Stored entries
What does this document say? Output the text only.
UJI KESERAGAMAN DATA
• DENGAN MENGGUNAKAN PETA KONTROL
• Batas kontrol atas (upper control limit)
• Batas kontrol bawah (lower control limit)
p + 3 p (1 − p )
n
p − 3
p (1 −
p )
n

- EXERCISE PROMPT:
All entries shown above should be printed again exactly.

- OUTPUT FOR THIS EXERCISE:
What does this document say? Output the text only.
UJI KESERAGAMAN DATA
• DENGAN MENGGUNAKAN PETA KONTROL
• Batas kontrol atas (upper control limit)
• Batas kontrol bawah (lower control limit)
p + 3 p (1 − p )
n
p − 3
p (1 −
p )
n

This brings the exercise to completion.